▶ SHORT EXERCISE
Copy the data precisely, character for character, and leave out every picture.

==== GIVEN RECORDS

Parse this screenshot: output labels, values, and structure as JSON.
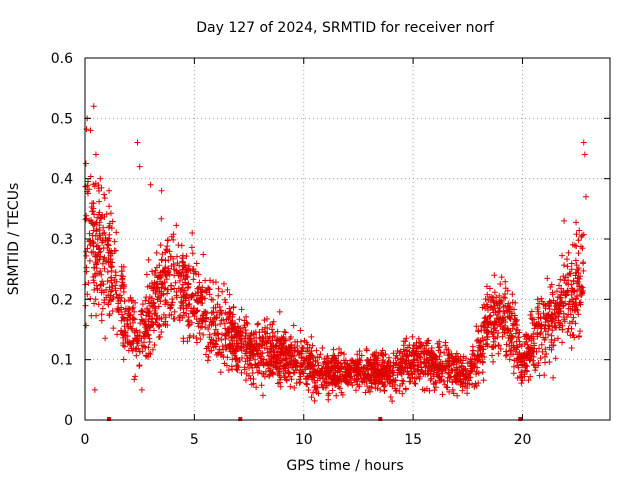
{
  "chart_data": {
    "type": "scatter",
    "title": "Day 127 of 2024, SRMTID for receiver norf",
    "xlabel": "GPS time / hours",
    "ylabel": "SRMTID / TECUs",
    "xlim": [
      0,
      24
    ],
    "ylim": [
      0,
      0.6
    ],
    "xticks": [
      0,
      5,
      10,
      15,
      20
    ],
    "yticks": [
      0,
      0.1,
      0.2,
      0.3,
      0.4,
      0.5,
      0.6
    ],
    "xtick_labels": [
      "0",
      "5",
      "10",
      "15",
      "20"
    ],
    "ytick_labels": [
      "0",
      "0.1",
      "0.2",
      "0.3",
      "0.4",
      "0.5",
      "0.6"
    ],
    "grid": true,
    "marker": "+",
    "color": "#e00000",
    "series": [
      {
        "name": "SRMTID",
        "profile_x": [
          0.0,
          0.5,
          1.0,
          1.5,
          2.0,
          2.5,
          3.0,
          3.5,
          4.0,
          4.5,
          5.0,
          5.5,
          6.0,
          6.5,
          7.0,
          7.5,
          8.0,
          8.5,
          9.0,
          9.5,
          10.0,
          10.5,
          11.0,
          11.5,
          12.0,
          12.5,
          13.0,
          13.5,
          14.0,
          14.5,
          15.0,
          15.5,
          16.0,
          16.5,
          17.0,
          17.5,
          18.0,
          18.5,
          19.0,
          19.5,
          20.0,
          20.5,
          21.0,
          21.5,
          22.0,
          22.5,
          22.8
        ],
        "profile_y": [
          0.3,
          0.28,
          0.26,
          0.22,
          0.15,
          0.14,
          0.18,
          0.22,
          0.24,
          0.22,
          0.2,
          0.18,
          0.16,
          0.15,
          0.13,
          0.12,
          0.11,
          0.11,
          0.11,
          0.1,
          0.1,
          0.08,
          0.08,
          0.08,
          0.08,
          0.08,
          0.08,
          0.08,
          0.08,
          0.09,
          0.1,
          0.1,
          0.09,
          0.09,
          0.08,
          0.07,
          0.12,
          0.16,
          0.17,
          0.16,
          0.09,
          0.13,
          0.15,
          0.18,
          0.2,
          0.22,
          0.24
        ],
        "spread": [
          0.12,
          0.1,
          0.08,
          0.07,
          0.05,
          0.05,
          0.06,
          0.07,
          0.07,
          0.07,
          0.06,
          0.06,
          0.05,
          0.05,
          0.045,
          0.04,
          0.04,
          0.04,
          0.04,
          0.035,
          0.035,
          0.03,
          0.03,
          0.025,
          0.025,
          0.025,
          0.025,
          0.025,
          0.03,
          0.03,
          0.035,
          0.035,
          0.03,
          0.03,
          0.03,
          0.03,
          0.05,
          0.05,
          0.05,
          0.05,
          0.03,
          0.05,
          0.05,
          0.06,
          0.06,
          0.07,
          0.08
        ],
        "outliers": [
          {
            "x": 0.1,
            "y": 0.5
          },
          {
            "x": 0.25,
            "y": 0.48
          },
          {
            "x": 0.4,
            "y": 0.52
          },
          {
            "x": 0.5,
            "y": 0.44
          },
          {
            "x": 0.7,
            "y": 0.4
          },
          {
            "x": 1.1,
            "y": 0.38
          },
          {
            "x": 2.4,
            "y": 0.46
          },
          {
            "x": 2.5,
            "y": 0.42
          },
          {
            "x": 2.6,
            "y": 0.05
          },
          {
            "x": 3.0,
            "y": 0.39
          },
          {
            "x": 3.5,
            "y": 0.38
          },
          {
            "x": 4.9,
            "y": 0.31
          },
          {
            "x": 22.8,
            "y": 0.46
          },
          {
            "x": 22.85,
            "y": 0.44
          },
          {
            "x": 22.9,
            "y": 0.37
          },
          {
            "x": 21.9,
            "y": 0.33
          },
          {
            "x": 21.4,
            "y": 0.07
          },
          {
            "x": 0.45,
            "y": 0.05
          }
        ],
        "points_per_hour": 130
      }
    ],
    "gap_markers_x": [
      1.1,
      7.1,
      13.5,
      19.9
    ]
  }
}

========

▶ TASK RESPONSE
Parse this screenshot: output labels, values, and structure as JSON.
{
  "chart_data": {
    "type": "scatter",
    "title": "Day 127 of 2024, SRMTID for receiver norf",
    "xlabel": "GPS time / hours",
    "ylabel": "SRMTID / TECUs",
    "xlim": [
      0,
      24
    ],
    "ylim": [
      0,
      0.6
    ],
    "xticks": [
      0,
      5,
      10,
      15,
      20
    ],
    "yticks": [
      0,
      0.1,
      0.2,
      0.3,
      0.4,
      0.5,
      0.6
    ],
    "xtick_labels": [
      "0",
      "5",
      "10",
      "15",
      "20"
    ],
    "ytick_labels": [
      "0",
      "0.1",
      "0.2",
      "0.3",
      "0.4",
      "0.5",
      "0.6"
    ],
    "grid": true,
    "marker": "+",
    "color": "#e00000",
    "series": [
      {
        "name": "SRMTID",
        "profile_x": [
          0.0,
          0.5,
          1.0,
          1.5,
          2.0,
          2.5,
          3.0,
          3.5,
          4.0,
          4.5,
          5.0,
          5.5,
          6.0,
          6.5,
          7.0,
          7.5,
          8.0,
          8.5,
          9.0,
          9.5,
          10.0,
          10.5,
          11.0,
          11.5,
          12.0,
          12.5,
          13.0,
          13.5,
          14.0,
          14.5,
          15.0,
          15.5,
          16.0,
          16.5,
          17.0,
          17.5,
          18.0,
          18.5,
          19.0,
          19.5,
          20.0,
          20.5,
          21.0,
          21.5,
          22.0,
          22.5,
          22.8
        ],
        "profile_y": [
          0.3,
          0.28,
          0.26,
          0.22,
          0.15,
          0.14,
          0.18,
          0.22,
          0.24,
          0.22,
          0.2,
          0.18,
          0.16,
          0.15,
          0.13,
          0.12,
          0.11,
          0.11,
          0.11,
          0.1,
          0.1,
          0.08,
          0.08,
          0.08,
          0.08,
          0.08,
          0.08,
          0.08,
          0.08,
          0.09,
          0.1,
          0.1,
          0.09,
          0.09,
          0.08,
          0.07,
          0.12,
          0.16,
          0.17,
          0.16,
          0.09,
          0.13,
          0.15,
          0.18,
          0.2,
          0.22,
          0.24
        ],
        "spread": [
          0.12,
          0.1,
          0.08,
          0.07,
          0.05,
          0.05,
          0.06,
          0.07,
          0.07,
          0.07,
          0.06,
          0.06,
          0.05,
          0.05,
          0.045,
          0.04,
          0.04,
          0.04,
          0.04,
          0.035,
          0.035,
          0.03,
          0.03,
          0.025,
          0.025,
          0.025,
          0.025,
          0.025,
          0.03,
          0.03,
          0.035,
          0.035,
          0.03,
          0.03,
          0.03,
          0.03,
          0.05,
          0.05,
          0.05,
          0.05,
          0.03,
          0.05,
          0.05,
          0.06,
          0.06,
          0.07,
          0.08
        ],
        "outliers": [
          {
            "x": 0.1,
            "y": 0.5
          },
          {
            "x": 0.25,
            "y": 0.48
          },
          {
            "x": 0.4,
            "y": 0.52
          },
          {
            "x": 0.5,
            "y": 0.44
          },
          {
            "x": 0.7,
            "y": 0.4
          },
          {
            "x": 1.1,
            "y": 0.38
          },
          {
            "x": 2.4,
            "y": 0.46
          },
          {
            "x": 2.5,
            "y": 0.42
          },
          {
            "x": 2.6,
            "y": 0.05
          },
          {
            "x": 3.0,
            "y": 0.39
          },
          {
            "x": 3.5,
            "y": 0.38
          },
          {
            "x": 4.9,
            "y": 0.31
          },
          {
            "x": 22.8,
            "y": 0.46
          },
          {
            "x": 22.85,
            "y": 0.44
          },
          {
            "x": 22.9,
            "y": 0.37
          },
          {
            "x": 21.9,
            "y": 0.33
          },
          {
            "x": 21.4,
            "y": 0.07
          },
          {
            "x": 0.45,
            "y": 0.05
          }
        ],
        "points_per_hour": 130
      }
    ],
    "gap_markers_x": [
      1.1,
      7.1,
      13.5,
      19.9
    ]
  }
}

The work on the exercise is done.